-- START OF Excerpted records --

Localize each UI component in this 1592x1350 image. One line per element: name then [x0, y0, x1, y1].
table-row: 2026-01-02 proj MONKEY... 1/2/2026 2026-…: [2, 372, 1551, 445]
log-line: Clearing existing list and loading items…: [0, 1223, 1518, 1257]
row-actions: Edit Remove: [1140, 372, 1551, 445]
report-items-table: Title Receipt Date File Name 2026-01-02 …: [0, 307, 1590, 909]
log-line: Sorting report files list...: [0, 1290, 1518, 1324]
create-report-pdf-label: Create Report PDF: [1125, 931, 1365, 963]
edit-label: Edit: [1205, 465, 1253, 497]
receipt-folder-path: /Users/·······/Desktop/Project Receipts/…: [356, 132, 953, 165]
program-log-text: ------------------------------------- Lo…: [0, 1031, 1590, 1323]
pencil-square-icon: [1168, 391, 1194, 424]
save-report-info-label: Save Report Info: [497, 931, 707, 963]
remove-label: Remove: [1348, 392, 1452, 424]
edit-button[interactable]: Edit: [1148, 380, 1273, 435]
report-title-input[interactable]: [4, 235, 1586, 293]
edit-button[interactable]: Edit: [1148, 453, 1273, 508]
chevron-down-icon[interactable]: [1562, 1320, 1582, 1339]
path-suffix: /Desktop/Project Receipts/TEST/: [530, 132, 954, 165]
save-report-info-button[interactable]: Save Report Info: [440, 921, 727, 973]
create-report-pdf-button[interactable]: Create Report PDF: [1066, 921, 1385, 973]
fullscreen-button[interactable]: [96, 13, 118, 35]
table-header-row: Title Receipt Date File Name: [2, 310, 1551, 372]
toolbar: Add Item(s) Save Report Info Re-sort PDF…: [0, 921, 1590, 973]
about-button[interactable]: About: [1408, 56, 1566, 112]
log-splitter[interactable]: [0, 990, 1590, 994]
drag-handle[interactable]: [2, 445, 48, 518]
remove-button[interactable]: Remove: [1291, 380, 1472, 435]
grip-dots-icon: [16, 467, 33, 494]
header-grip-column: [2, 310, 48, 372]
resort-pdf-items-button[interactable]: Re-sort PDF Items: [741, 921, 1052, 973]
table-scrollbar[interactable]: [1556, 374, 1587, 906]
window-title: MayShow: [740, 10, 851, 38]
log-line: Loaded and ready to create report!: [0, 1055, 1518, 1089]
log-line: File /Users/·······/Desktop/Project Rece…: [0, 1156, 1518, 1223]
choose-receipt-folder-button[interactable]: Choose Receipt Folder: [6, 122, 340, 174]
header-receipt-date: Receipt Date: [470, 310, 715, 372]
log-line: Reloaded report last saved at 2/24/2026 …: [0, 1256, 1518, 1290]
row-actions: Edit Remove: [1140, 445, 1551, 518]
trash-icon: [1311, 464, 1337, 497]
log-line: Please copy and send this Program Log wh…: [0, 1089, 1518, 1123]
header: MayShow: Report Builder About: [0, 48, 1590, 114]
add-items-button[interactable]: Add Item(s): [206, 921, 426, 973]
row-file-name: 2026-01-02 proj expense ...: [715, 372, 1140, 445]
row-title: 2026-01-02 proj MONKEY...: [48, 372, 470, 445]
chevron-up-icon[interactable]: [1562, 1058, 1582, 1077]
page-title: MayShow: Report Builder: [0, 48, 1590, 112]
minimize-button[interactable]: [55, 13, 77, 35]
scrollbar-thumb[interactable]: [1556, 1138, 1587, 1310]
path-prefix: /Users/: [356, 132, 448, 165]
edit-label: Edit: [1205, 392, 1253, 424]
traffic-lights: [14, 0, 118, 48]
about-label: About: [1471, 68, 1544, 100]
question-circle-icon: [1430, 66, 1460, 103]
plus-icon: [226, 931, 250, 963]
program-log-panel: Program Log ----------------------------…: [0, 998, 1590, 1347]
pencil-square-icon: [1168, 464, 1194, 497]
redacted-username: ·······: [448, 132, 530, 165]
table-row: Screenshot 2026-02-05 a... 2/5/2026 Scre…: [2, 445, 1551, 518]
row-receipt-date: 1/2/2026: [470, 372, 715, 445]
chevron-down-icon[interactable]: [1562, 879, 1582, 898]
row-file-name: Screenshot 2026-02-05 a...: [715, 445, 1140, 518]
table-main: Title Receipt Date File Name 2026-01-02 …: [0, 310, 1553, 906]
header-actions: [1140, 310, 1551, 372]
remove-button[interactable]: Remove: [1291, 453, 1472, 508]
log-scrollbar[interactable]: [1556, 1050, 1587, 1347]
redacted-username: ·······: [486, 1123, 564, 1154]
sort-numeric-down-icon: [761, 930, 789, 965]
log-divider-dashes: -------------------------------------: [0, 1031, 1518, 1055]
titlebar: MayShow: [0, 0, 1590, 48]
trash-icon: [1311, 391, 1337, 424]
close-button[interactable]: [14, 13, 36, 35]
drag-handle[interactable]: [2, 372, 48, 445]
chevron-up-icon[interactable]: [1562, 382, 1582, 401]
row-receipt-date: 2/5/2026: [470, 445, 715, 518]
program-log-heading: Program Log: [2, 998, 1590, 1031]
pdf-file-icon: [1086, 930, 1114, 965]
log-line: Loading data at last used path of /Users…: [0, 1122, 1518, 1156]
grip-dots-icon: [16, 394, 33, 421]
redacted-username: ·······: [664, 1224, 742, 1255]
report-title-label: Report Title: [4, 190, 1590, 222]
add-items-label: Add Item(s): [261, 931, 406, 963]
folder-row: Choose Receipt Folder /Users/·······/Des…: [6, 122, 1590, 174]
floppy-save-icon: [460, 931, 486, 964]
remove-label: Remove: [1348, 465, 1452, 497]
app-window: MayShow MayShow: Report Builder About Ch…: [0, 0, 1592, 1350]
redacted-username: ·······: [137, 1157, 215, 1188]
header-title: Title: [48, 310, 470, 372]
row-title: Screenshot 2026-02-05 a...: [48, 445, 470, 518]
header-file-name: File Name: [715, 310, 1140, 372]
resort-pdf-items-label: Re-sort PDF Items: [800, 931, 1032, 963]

-- END OF Excerpted records --

- Request
Copy every line of the listing above without changing anything.

- Result for this exercise
Localize each UI component in this 1592x1350 image. One line per element: name then [x0, y0, x1, y1].
table-row: 2026-01-02 proj MONKEY... 1/2/2026 2026-…: [2, 372, 1551, 445]
log-line: Clearing existing list and loading items…: [0, 1223, 1518, 1257]
row-actions: Edit Remove: [1140, 372, 1551, 445]
report-items-table: Title Receipt Date File Name 2026-01-02 …: [0, 307, 1590, 909]
log-line: Sorting report files list...: [0, 1290, 1518, 1324]
create-report-pdf-label: Create Report PDF: [1125, 931, 1365, 963]
edit-label: Edit: [1205, 465, 1253, 497]
receipt-folder-path: /Users/·······/Desktop/Project Receipts/…: [356, 132, 953, 165]
program-log-text: ------------------------------------- Lo…: [0, 1031, 1590, 1323]
pencil-square-icon: [1168, 391, 1194, 424]
save-report-info-label: Save Report Info: [497, 931, 707, 963]
remove-label: Remove: [1348, 392, 1452, 424]
edit-button[interactable]: Edit: [1148, 380, 1273, 435]
report-title-input[interactable]: [4, 235, 1586, 293]
edit-button[interactable]: Edit: [1148, 453, 1273, 508]
chevron-down-icon[interactable]: [1562, 1320, 1582, 1339]
path-suffix: /Desktop/Project Receipts/TEST/: [530, 132, 954, 165]
save-report-info-button[interactable]: Save Report Info: [440, 921, 727, 973]
create-report-pdf-button[interactable]: Create Report PDF: [1066, 921, 1385, 973]
fullscreen-button[interactable]: [96, 13, 118, 35]
table-header-row: Title Receipt Date File Name: [2, 310, 1551, 372]
toolbar: Add Item(s) Save Report Info Re-sort PDF…: [0, 921, 1590, 973]
about-button[interactable]: About: [1408, 56, 1566, 112]
log-splitter[interactable]: [0, 990, 1590, 994]
drag-handle[interactable]: [2, 445, 48, 518]
remove-button[interactable]: Remove: [1291, 380, 1472, 435]
grip-dots-icon: [16, 467, 33, 494]
header-grip-column: [2, 310, 48, 372]
resort-pdf-items-button[interactable]: Re-sort PDF Items: [741, 921, 1052, 973]
table-scrollbar[interactable]: [1556, 374, 1587, 906]
window-title: MayShow: [740, 10, 851, 38]
log-line: Loaded and ready to create report!: [0, 1055, 1518, 1089]
log-line: File /Users/·······/Desktop/Project Rece…: [0, 1156, 1518, 1223]
choose-receipt-folder-button[interactable]: Choose Receipt Folder: [6, 122, 340, 174]
header-receipt-date: Receipt Date: [470, 310, 715, 372]
log-line: Reloaded report last saved at 2/24/2026 …: [0, 1256, 1518, 1290]
row-actions: Edit Remove: [1140, 445, 1551, 518]
trash-icon: [1311, 464, 1337, 497]
log-line: Please copy and send this Program Log wh…: [0, 1089, 1518, 1123]
header: MayShow: Report Builder About: [0, 48, 1590, 114]
add-items-button[interactable]: Add Item(s): [206, 921, 426, 973]
row-file-name: 2026-01-02 proj expense ...: [715, 372, 1140, 445]
row-title: 2026-01-02 proj MONKEY...: [48, 372, 470, 445]
chevron-up-icon[interactable]: [1562, 1058, 1582, 1077]
page-title: MayShow: Report Builder: [0, 48, 1590, 112]
minimize-button[interactable]: [55, 13, 77, 35]
scrollbar-thumb[interactable]: [1556, 1138, 1587, 1310]
path-prefix: /Users/: [356, 132, 448, 165]
edit-label: Edit: [1205, 392, 1253, 424]
traffic-lights: [14, 0, 118, 48]
about-label: About: [1471, 68, 1544, 100]
question-circle-icon: [1430, 66, 1460, 103]
plus-icon: [226, 931, 250, 963]
program-log-panel: Program Log ----------------------------…: [0, 998, 1590, 1347]
pencil-square-icon: [1168, 464, 1194, 497]
redacted-username: ·······: [448, 132, 530, 165]
table-row: Screenshot 2026-02-05 a... 2/5/2026 Scre…: [2, 445, 1551, 518]
row-receipt-date: 1/2/2026: [470, 372, 715, 445]
chevron-down-icon[interactable]: [1562, 879, 1582, 898]
row-file-name: Screenshot 2026-02-05 a...: [715, 445, 1140, 518]
table-main: Title Receipt Date File Name 2026-01-02 …: [0, 310, 1553, 906]
header-actions: [1140, 310, 1551, 372]
remove-button[interactable]: Remove: [1291, 453, 1472, 508]
log-scrollbar[interactable]: [1556, 1050, 1587, 1347]
redacted-username: ·······: [486, 1123, 564, 1154]
sort-numeric-down-icon: [761, 930, 789, 965]
log-divider-dashes: -------------------------------------: [0, 1031, 1518, 1055]
titlebar: MayShow: [0, 0, 1590, 48]
trash-icon: [1311, 391, 1337, 424]
close-button[interactable]: [14, 13, 36, 35]
drag-handle[interactable]: [2, 372, 48, 445]
chevron-up-icon[interactable]: [1562, 382, 1582, 401]
row-receipt-date: 2/5/2026: [470, 445, 715, 518]
program-log-heading: Program Log: [2, 998, 1590, 1031]
pdf-file-icon: [1086, 930, 1114, 965]
log-line: Loading data at last used path of /Users…: [0, 1122, 1518, 1156]
grip-dots-icon: [16, 394, 33, 421]
redacted-username: ·······: [664, 1224, 742, 1255]
report-title-label: Report Title: [4, 190, 1590, 222]
add-items-label: Add Item(s): [261, 931, 406, 963]
folder-row: Choose Receipt Folder /Users/·······/Des…: [6, 122, 1590, 174]
floppy-save-icon: [460, 931, 486, 964]
remove-label: Remove: [1348, 465, 1452, 497]
app-window: MayShow MayShow: Report Builder About Ch…: [0, 0, 1592, 1350]
redacted-username: ·······: [137, 1157, 215, 1188]
header-title: Title: [48, 310, 470, 372]
row-title: Screenshot 2026-02-05 a...: [48, 445, 470, 518]
header-file-name: File Name: [715, 310, 1140, 372]
resort-pdf-items-label: Re-sort PDF Items: [800, 931, 1032, 963]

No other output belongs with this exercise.